__GIVEN INSTRUCTION__: Every record here should be printed again exactly.

[Figure collection entries]
══════════════════════════════

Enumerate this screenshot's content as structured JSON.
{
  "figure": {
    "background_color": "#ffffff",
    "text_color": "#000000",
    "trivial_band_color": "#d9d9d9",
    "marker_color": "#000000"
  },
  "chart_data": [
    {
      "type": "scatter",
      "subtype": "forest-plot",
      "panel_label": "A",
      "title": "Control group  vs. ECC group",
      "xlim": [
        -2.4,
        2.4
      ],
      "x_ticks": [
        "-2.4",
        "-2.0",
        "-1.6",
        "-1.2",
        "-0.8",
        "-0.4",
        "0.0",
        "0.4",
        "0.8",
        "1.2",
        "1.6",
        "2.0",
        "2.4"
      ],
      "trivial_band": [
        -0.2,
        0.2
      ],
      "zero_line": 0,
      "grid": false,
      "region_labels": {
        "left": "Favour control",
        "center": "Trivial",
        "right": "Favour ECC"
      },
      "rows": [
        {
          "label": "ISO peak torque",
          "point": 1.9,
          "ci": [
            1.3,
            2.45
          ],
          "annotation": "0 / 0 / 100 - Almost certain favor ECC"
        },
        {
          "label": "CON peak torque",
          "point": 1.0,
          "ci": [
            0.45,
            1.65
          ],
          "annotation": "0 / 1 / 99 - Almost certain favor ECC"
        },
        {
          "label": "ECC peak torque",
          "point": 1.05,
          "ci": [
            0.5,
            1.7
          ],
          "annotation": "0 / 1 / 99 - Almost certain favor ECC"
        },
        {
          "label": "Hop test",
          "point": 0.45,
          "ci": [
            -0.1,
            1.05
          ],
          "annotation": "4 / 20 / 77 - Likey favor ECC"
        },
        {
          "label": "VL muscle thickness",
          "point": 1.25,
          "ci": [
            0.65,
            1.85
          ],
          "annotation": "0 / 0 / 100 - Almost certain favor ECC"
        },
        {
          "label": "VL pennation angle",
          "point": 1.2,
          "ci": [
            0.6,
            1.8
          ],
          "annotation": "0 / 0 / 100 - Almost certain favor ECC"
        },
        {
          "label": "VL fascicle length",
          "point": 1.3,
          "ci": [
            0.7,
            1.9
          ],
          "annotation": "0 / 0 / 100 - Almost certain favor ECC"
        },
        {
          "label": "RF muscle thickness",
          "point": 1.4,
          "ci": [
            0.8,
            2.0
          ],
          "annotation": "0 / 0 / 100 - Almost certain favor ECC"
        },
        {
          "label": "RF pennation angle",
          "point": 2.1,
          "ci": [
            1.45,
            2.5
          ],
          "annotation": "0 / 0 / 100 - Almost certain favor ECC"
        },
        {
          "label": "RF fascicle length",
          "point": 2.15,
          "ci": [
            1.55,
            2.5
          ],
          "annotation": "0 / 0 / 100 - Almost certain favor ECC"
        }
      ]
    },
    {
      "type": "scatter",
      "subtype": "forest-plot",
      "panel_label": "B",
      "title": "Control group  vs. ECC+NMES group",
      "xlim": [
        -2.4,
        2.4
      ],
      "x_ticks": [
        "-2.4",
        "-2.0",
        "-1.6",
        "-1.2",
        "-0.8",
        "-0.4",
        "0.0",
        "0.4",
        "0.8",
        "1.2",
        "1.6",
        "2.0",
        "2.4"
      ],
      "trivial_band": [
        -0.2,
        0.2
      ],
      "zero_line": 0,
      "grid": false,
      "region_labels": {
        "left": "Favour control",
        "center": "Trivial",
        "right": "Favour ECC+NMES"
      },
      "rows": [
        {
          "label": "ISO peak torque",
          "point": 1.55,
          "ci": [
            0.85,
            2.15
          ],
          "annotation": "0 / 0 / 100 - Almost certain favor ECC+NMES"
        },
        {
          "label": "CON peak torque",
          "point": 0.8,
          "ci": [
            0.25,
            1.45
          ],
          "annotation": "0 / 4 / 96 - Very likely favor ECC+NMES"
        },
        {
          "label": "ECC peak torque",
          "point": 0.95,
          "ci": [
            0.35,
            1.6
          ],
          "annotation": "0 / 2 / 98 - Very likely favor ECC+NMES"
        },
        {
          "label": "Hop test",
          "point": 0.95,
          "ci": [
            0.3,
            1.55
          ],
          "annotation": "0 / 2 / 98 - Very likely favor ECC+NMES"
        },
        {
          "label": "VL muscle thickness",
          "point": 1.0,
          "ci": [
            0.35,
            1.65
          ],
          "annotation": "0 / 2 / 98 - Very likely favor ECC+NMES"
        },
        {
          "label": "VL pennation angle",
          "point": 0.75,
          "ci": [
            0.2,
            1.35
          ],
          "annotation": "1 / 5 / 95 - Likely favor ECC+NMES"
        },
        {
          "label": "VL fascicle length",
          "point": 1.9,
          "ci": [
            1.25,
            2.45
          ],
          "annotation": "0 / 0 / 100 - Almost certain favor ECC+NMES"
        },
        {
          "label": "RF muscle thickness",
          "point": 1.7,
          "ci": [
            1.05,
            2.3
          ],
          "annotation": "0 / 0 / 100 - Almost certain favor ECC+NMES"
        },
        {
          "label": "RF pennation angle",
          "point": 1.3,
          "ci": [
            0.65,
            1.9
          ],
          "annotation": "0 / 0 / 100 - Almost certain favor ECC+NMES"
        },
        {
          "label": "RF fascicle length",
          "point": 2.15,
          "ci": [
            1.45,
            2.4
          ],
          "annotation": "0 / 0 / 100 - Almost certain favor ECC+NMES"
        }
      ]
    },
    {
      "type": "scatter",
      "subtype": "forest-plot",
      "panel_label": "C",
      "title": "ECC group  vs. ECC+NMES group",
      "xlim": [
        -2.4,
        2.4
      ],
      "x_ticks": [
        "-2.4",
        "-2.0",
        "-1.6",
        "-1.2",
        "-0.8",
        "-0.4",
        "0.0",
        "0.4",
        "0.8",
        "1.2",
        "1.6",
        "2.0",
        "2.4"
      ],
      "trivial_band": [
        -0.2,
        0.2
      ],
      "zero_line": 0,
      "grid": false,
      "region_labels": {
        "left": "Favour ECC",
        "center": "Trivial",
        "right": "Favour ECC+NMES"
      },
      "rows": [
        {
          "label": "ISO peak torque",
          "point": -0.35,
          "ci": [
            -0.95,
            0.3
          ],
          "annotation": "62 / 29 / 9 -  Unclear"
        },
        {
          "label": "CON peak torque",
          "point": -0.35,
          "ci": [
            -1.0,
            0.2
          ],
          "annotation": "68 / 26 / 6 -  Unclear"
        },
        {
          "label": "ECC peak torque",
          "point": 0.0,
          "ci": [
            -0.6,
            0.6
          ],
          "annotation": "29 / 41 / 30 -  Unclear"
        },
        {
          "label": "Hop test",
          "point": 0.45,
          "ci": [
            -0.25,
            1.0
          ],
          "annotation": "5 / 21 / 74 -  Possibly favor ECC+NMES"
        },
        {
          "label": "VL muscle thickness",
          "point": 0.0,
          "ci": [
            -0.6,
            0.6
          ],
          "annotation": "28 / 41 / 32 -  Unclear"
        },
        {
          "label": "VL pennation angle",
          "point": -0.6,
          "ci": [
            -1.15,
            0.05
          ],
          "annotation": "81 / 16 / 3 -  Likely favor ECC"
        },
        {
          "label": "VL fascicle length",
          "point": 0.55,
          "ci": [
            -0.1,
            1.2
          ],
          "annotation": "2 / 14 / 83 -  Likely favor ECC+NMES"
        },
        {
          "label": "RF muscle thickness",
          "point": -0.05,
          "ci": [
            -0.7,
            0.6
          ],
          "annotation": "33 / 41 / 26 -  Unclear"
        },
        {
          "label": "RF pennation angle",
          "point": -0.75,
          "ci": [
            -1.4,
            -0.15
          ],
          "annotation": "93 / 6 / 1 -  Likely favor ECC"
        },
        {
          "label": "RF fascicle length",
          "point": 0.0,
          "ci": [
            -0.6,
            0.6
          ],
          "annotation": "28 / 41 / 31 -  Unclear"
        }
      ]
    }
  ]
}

══════════════════════════════

__RIGHT ANSWER__:
Enumerate this screenshot's content as structured JSON.
{
  "figure": {
    "background_color": "#ffffff",
    "text_color": "#000000",
    "trivial_band_color": "#d9d9d9",
    "marker_color": "#000000"
  },
  "chart_data": [
    {
      "type": "scatter",
      "subtype": "forest-plot",
      "panel_label": "A",
      "title": "Control group  vs. ECC group",
      "xlim": [
        -2.4,
        2.4
      ],
      "x_ticks": [
        "-2.4",
        "-2.0",
        "-1.6",
        "-1.2",
        "-0.8",
        "-0.4",
        "0.0",
        "0.4",
        "0.8",
        "1.2",
        "1.6",
        "2.0",
        "2.4"
      ],
      "trivial_band": [
        -0.2,
        0.2
      ],
      "zero_line": 0,
      "grid": false,
      "region_labels": {
        "left": "Favour control",
        "center": "Trivial",
        "right": "Favour ECC"
      },
      "rows": [
        {
          "label": "ISO peak torque",
          "point": 1.9,
          "ci": [
            1.3,
            2.45
          ],
          "annotation": "0 / 0 / 100 - Almost certain favor ECC"
        },
        {
          "label": "CON peak torque",
          "point": 1.0,
          "ci": [
            0.45,
            1.65
          ],
          "annotation": "0 / 1 / 99 - Almost certain favor ECC"
        },
        {
          "label": "ECC peak torque",
          "point": 1.05,
          "ci": [
            0.5,
            1.7
          ],
          "annotation": "0 / 1 / 99 - Almost certain favor ECC"
        },
        {
          "label": "Hop test",
          "point": 0.45,
          "ci": [
            -0.1,
            1.05
          ],
          "annotation": "4 / 20 / 77 - Likey favor ECC"
        },
        {
          "label": "VL muscle thickness",
          "point": 1.25,
          "ci": [
            0.65,
            1.85
          ],
          "annotation": "0 / 0 / 100 - Almost certain favor ECC"
        },
        {
          "label": "VL pennation angle",
          "point": 1.2,
          "ci": [
            0.6,
            1.8
          ],
          "annotation": "0 / 0 / 100 - Almost certain favor ECC"
        },
        {
          "label": "VL fascicle length",
          "point": 1.3,
          "ci": [
            0.7,
            1.9
          ],
          "annotation": "0 / 0 / 100 - Almost certain favor ECC"
        },
        {
          "label": "RF muscle thickness",
          "point": 1.4,
          "ci": [
            0.8,
            2.0
          ],
          "annotation": "0 / 0 / 100 - Almost certain favor ECC"
        },
        {
          "label": "RF pennation angle",
          "point": 2.1,
          "ci": [
            1.45,
            2.5
          ],
          "annotation": "0 / 0 / 100 - Almost certain favor ECC"
        },
        {
          "label": "RF fascicle length",
          "point": 2.15,
          "ci": [
            1.55,
            2.5
          ],
          "annotation": "0 / 0 / 100 - Almost certain favor ECC"
        }
      ]
    },
    {
      "type": "scatter",
      "subtype": "forest-plot",
      "panel_label": "B",
      "title": "Control group  vs. ECC+NMES group",
      "xlim": [
        -2.4,
        2.4
      ],
      "x_ticks": [
        "-2.4",
        "-2.0",
        "-1.6",
        "-1.2",
        "-0.8",
        "-0.4",
        "0.0",
        "0.4",
        "0.8",
        "1.2",
        "1.6",
        "2.0",
        "2.4"
      ],
      "trivial_band": [
        -0.2,
        0.2
      ],
      "zero_line": 0,
      "grid": false,
      "region_labels": {
        "left": "Favour control",
        "center": "Trivial",
        "right": "Favour ECC+NMES"
      },
      "rows": [
        {
          "label": "ISO peak torque",
          "point": 1.55,
          "ci": [
            0.85,
            2.15
          ],
          "annotation": "0 / 0 / 100 - Almost certain favor ECC+NMES"
        },
        {
          "label": "CON peak torque",
          "point": 0.8,
          "ci": [
            0.25,
            1.45
          ],
          "annotation": "0 / 4 / 96 - Very likely favor ECC+NMES"
        },
        {
          "label": "ECC peak torque",
          "point": 0.95,
          "ci": [
            0.35,
            1.6
          ],
          "annotation": "0 / 2 / 98 - Very likely favor ECC+NMES"
        },
        {
          "label": "Hop test",
          "point": 0.95,
          "ci": [
            0.3,
            1.55
          ],
          "annotation": "0 / 2 / 98 - Very likely favor ECC+NMES"
        },
        {
          "label": "VL muscle thickness",
          "point": 1.0,
          "ci": [
            0.35,
            1.65
          ],
          "annotation": "0 / 2 / 98 - Very likely favor ECC+NMES"
        },
        {
          "label": "VL pennation angle",
          "point": 0.75,
          "ci": [
            0.2,
            1.35
          ],
          "annotation": "1 / 5 / 95 - Likely favor ECC+NMES"
        },
        {
          "label": "VL fascicle length",
          "point": 1.9,
          "ci": [
            1.25,
            2.45
          ],
          "annotation": "0 / 0 / 100 - Almost certain favor ECC+NMES"
        },
        {
          "label": "RF muscle thickness",
          "point": 1.7,
          "ci": [
            1.05,
            2.3
          ],
          "annotation": "0 / 0 / 100 - Almost certain favor ECC+NMES"
        },
        {
          "label": "RF pennation angle",
          "point": 1.3,
          "ci": [
            0.65,
            1.9
          ],
          "annotation": "0 / 0 / 100 - Almost certain favor ECC+NMES"
        },
        {
          "label": "RF fascicle length",
          "point": 2.15,
          "ci": [
            1.45,
            2.4
          ],
          "annotation": "0 / 0 / 100 - Almost certain favor ECC+NMES"
        }
      ]
    },
    {
      "type": "scatter",
      "subtype": "forest-plot",
      "panel_label": "C",
      "title": "ECC group  vs. ECC+NMES group",
      "xlim": [
        -2.4,
        2.4
      ],
      "x_ticks": [
        "-2.4",
        "-2.0",
        "-1.6",
        "-1.2",
        "-0.8",
        "-0.4",
        "0.0",
        "0.4",
        "0.8",
        "1.2",
        "1.6",
        "2.0",
        "2.4"
      ],
      "trivial_band": [
        -0.2,
        0.2
      ],
      "zero_line": 0,
      "grid": false,
      "region_labels": {
        "left": "Favour ECC",
        "center": "Trivial",
        "right": "Favour ECC+NMES"
      },
      "rows": [
        {
          "label": "ISO peak torque",
          "point": -0.35,
          "ci": [
            -0.95,
            0.3
          ],
          "annotation": "62 / 29 / 9 -  Unclear"
        },
        {
          "label": "CON peak torque",
          "point": -0.35,
          "ci": [
            -1.0,
            0.2
          ],
          "annotation": "68 / 26 / 6 -  Unclear"
        },
        {
          "label": "ECC peak torque",
          "point": 0.0,
          "ci": [
            -0.6,
            0.6
          ],
          "annotation": "29 / 41 / 30 -  Unclear"
        },
        {
          "label": "Hop test",
          "point": 0.45,
          "ci": [
            -0.25,
            1.0
          ],
          "annotation": "5 / 21 / 74 -  Possibly favor ECC+NMES"
        },
        {
          "label": "VL muscle thickness",
          "point": 0.0,
          "ci": [
            -0.6,
            0.6
          ],
          "annotation": "28 / 41 / 32 -  Unclear"
        },
        {
          "label": "VL pennation angle",
          "point": -0.6,
          "ci": [
            -1.15,
            0.05
          ],
          "annotation": "81 / 16 / 3 -  Likely favor ECC"
        },
        {
          "label": "VL fascicle length",
          "point": 0.55,
          "ci": [
            -0.1,
            1.2
          ],
          "annotation": "2 / 14 / 83 -  Likely favor ECC+NMES"
        },
        {
          "label": "RF muscle thickness",
          "point": -0.05,
          "ci": [
            -0.7,
            0.6
          ],
          "annotation": "33 / 41 / 26 -  Unclear"
        },
        {
          "label": "RF pennation angle",
          "point": -0.75,
          "ci": [
            -1.4,
            -0.15
          ],
          "annotation": "93 / 6 / 1 -  Likely favor ECC"
        },
        {
          "label": "RF fascicle length",
          "point": 0.0,
          "ci": [
            -0.6,
            0.6
          ],
          "annotation": "28 / 41 / 31 -  Unclear"
        }
      ]
    }
  ]
}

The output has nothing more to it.